# [DATA SUPPLIED]
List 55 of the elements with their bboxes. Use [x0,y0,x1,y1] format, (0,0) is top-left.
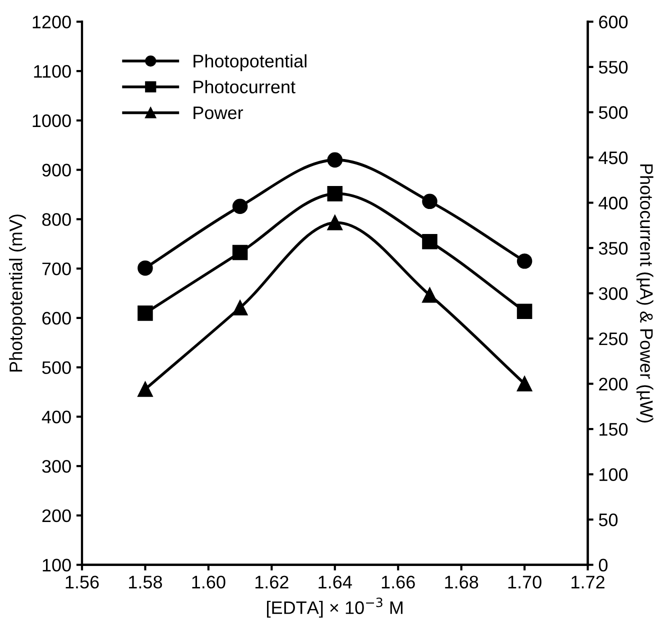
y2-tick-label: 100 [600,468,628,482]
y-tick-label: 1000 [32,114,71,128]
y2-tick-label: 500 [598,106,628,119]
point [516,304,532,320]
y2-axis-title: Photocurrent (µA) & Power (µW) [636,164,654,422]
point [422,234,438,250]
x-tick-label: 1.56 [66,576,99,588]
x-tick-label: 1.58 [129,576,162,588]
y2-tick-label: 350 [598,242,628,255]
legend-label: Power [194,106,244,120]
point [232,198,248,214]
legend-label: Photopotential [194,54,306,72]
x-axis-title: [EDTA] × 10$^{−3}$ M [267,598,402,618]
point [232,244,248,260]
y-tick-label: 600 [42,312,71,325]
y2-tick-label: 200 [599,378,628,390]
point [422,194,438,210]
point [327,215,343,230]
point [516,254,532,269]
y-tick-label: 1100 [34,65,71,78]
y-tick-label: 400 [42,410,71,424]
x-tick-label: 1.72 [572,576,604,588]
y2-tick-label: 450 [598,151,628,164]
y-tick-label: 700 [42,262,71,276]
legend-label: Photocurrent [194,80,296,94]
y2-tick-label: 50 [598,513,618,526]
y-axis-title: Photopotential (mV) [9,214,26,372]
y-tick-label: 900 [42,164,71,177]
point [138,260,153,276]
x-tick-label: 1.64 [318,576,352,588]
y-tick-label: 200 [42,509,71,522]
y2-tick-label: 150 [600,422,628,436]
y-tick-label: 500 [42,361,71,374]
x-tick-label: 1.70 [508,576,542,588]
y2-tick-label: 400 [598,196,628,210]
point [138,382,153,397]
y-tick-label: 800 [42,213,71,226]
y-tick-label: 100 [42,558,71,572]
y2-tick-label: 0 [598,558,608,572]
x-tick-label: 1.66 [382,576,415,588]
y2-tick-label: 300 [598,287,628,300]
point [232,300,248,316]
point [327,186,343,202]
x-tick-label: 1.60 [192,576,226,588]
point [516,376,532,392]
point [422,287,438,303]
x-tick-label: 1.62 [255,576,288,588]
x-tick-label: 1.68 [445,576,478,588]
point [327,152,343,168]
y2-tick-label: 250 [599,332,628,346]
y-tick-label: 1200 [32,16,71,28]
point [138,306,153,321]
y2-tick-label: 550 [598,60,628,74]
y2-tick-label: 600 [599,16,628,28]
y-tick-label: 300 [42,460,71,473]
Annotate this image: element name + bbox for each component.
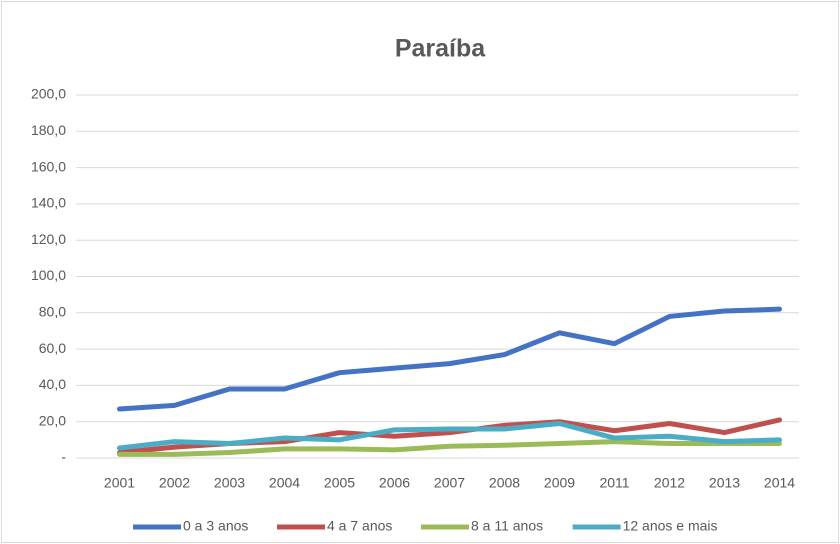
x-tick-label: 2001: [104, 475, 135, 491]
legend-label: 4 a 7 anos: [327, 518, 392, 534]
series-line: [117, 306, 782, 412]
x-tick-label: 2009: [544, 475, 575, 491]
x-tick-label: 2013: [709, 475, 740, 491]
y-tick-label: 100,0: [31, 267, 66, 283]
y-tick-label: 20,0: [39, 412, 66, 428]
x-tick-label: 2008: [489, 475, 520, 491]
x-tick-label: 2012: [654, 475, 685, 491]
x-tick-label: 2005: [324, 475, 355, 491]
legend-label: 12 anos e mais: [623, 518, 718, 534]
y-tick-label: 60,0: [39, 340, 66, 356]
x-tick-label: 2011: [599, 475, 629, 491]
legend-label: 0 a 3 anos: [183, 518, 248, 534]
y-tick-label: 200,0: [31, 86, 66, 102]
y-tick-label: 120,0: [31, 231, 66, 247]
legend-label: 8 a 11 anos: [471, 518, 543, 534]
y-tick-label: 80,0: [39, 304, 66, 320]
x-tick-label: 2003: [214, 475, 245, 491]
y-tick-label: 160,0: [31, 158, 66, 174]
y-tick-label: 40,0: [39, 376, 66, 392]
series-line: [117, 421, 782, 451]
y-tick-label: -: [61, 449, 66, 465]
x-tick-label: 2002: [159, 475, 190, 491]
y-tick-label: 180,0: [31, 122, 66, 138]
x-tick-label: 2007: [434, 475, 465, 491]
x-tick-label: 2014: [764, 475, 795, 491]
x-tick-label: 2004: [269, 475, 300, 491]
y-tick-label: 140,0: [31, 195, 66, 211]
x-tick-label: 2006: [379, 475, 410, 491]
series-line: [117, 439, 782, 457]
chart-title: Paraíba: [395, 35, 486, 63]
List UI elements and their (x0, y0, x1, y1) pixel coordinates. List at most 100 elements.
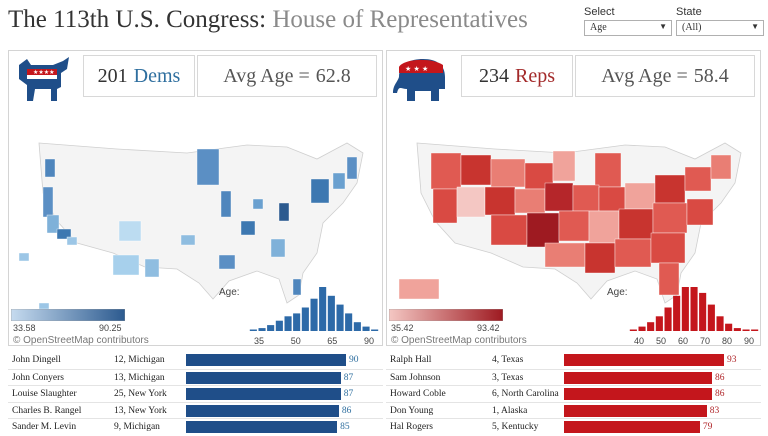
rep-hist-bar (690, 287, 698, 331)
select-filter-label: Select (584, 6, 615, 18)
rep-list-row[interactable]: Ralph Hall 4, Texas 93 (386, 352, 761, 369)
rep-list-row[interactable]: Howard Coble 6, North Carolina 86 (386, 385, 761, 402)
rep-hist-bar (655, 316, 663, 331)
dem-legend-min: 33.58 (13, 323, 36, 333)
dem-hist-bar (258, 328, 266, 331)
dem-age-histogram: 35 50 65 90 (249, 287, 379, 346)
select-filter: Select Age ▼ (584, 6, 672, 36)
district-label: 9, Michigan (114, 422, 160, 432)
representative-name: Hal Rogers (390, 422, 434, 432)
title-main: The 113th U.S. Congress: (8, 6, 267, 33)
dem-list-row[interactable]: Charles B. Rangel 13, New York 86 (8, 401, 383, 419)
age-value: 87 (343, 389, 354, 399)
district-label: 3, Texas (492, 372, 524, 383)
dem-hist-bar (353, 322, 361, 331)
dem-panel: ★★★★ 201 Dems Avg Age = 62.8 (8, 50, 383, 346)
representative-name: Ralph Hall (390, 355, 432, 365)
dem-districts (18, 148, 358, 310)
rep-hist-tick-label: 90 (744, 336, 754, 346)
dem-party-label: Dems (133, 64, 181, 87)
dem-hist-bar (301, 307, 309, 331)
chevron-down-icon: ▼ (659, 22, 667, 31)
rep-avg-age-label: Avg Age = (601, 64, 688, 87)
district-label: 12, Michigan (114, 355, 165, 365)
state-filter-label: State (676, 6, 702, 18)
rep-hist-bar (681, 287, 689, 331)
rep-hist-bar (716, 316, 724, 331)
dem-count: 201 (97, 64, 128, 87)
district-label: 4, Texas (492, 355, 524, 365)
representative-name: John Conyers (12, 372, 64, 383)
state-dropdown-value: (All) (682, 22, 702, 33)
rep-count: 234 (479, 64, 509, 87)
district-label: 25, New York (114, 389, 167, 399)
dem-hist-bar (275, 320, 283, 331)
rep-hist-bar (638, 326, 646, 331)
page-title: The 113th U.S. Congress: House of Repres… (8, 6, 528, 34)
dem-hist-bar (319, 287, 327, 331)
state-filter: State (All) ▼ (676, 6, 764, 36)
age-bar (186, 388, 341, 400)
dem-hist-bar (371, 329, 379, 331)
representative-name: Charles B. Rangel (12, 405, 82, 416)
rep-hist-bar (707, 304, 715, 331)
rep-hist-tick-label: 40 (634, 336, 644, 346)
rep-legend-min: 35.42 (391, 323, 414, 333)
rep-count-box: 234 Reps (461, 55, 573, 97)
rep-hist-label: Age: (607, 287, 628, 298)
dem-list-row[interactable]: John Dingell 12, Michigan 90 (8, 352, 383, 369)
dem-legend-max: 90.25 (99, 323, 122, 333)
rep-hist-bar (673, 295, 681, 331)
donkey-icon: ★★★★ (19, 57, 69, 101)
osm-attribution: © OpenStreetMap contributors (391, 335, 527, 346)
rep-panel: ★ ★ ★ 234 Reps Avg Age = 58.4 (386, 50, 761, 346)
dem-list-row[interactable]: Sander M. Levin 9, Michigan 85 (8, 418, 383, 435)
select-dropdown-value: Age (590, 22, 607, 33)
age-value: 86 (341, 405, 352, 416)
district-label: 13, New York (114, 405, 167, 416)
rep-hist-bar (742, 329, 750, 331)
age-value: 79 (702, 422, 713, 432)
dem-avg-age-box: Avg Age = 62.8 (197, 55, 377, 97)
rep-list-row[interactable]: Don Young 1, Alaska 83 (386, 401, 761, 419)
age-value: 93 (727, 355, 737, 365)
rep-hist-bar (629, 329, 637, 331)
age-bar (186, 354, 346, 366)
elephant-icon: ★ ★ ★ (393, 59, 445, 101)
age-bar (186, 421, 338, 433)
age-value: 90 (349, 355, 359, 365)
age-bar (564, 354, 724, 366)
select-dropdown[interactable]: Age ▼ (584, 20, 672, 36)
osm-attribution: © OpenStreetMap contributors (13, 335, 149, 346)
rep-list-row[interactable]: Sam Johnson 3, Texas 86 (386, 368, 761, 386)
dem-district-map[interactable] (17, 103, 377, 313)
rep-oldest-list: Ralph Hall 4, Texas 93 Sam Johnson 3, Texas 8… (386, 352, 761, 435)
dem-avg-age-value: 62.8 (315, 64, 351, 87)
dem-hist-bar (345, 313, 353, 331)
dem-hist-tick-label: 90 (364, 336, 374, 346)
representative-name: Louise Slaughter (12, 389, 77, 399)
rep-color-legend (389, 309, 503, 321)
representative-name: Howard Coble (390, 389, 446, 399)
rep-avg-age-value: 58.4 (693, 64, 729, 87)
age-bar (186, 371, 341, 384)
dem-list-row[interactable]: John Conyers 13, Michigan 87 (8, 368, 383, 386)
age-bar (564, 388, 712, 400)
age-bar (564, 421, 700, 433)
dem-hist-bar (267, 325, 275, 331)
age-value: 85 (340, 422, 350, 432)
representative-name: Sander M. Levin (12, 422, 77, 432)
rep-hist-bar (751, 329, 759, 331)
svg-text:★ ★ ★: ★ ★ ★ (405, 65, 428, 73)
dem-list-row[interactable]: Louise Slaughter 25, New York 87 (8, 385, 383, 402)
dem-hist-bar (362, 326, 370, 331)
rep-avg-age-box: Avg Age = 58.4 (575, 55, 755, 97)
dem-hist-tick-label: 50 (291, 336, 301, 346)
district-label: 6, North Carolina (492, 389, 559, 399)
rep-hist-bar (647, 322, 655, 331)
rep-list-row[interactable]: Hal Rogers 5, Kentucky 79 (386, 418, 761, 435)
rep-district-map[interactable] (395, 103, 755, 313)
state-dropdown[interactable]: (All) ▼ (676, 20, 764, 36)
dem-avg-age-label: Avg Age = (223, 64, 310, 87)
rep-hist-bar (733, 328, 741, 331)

# [EXERCISE BRIEF]
Transcribe the lines between the one containing "y2-tick-label: 100 [600,468,628,482]" and the one containing "Annotate this image: element", inclusive, reproducing each exactly.

# [PROBLEM SOLUTION]
y2-tick-label: 100 [600,468,628,482]
y-tick-label: 1000 [32,114,71,128]
y2-tick-label: 500 [598,106,628,119]
point [516,304,532,320]
y2-axis-title: Photocurrent (µA) & Power (µW) [636,164,654,422]
point [422,234,438,250]
x-tick-label: 1.56 [66,576,99,588]
x-tick-label: 1.58 [129,576,162,588]
y2-tick-label: 350 [598,242,628,255]
legend-label: Power [194,106,244,120]
point [232,198,248,214]
legend-label: Photopotential [194,54,306,72]
x-axis-title: [EDTA] × 10$^{−3}$ M [267,598,402,618]
point [232,244,248,260]
y-tick-label: 600 [42,312,71,325]
y2-tick-label: 200 [599,378,628,390]
point [422,194,438,210]
point [327,215,343,230]
point [516,254,532,269]
y-tick-label: 1100 [34,65,71,78]
y-tick-label: 400 [42,410,71,424]
x-tick-label: 1.72 [572,576,604,588]
y2-tick-label: 450 [598,151,628,164]
y-tick-label: 700 [42,262,71,276]
legend-label: Photocurrent [194,80,296,94]
y2-tick-label: 50 [598,513,618,526]
y-axis-title: Photopotential (mV) [9,214,26,372]
y-tick-label: 900 [42,164,71,177]
point [138,260,153,276]
x-tick-label: 1.64 [318,576,352,588]
y-tick-label: 200 [42,509,71,522]
y2-tick-label: 150 [600,422,628,436]
y-tick-label: 500 [42,361,71,374]
x-tick-label: 1.70 [508,576,542,588]
y2-tick-label: 400 [598,196,628,210]
point [138,382,153,397]
y-tick-label: 800 [42,213,71,226]
y-tick-label: 100 [42,558,71,572]
y2-tick-label: 0 [598,558,608,572]
x-tick-label: 1.66 [382,576,415,588]
y2-tick-label: 300 [598,287,628,300]
point [232,300,248,316]
point [327,186,343,202]
x-tick-label: 1.60 [192,576,226,588]
point [516,376,532,392]
point [422,287,438,303]
x-tick-label: 1.62 [255,576,288,588]
x-tick-label: 1.68 [445,576,478,588]
point [327,152,343,168]
y2-tick-label: 250 [599,332,628,346]
y-tick-label: 1200 [32,16,71,28]
point [138,306,153,321]
y2-tick-label: 550 [598,60,628,74]
y2-tick-label: 600 [599,16,628,28]
y-tick-label: 300 [42,460,71,473]
Annotate this image: element name + bbox for each component.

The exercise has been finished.